* **RECORDS SUPPLIED**:
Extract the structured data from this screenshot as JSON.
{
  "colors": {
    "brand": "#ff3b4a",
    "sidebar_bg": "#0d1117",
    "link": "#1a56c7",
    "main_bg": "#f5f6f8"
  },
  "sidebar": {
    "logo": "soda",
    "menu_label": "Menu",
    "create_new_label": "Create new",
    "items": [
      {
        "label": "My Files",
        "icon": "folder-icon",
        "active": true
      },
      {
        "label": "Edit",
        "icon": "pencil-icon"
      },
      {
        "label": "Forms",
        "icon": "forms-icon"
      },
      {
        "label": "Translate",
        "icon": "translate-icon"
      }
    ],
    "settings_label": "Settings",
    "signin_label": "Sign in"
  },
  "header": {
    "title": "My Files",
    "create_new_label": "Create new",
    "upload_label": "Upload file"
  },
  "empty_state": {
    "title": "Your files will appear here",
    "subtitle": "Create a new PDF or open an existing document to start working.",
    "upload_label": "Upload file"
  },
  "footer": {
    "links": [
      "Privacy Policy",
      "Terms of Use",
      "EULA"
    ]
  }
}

* **TASK TO COMPLETE**: Tell how many lines of the data include the word "icon", and nothing else.

* **COMPLETE ANSWER**: 4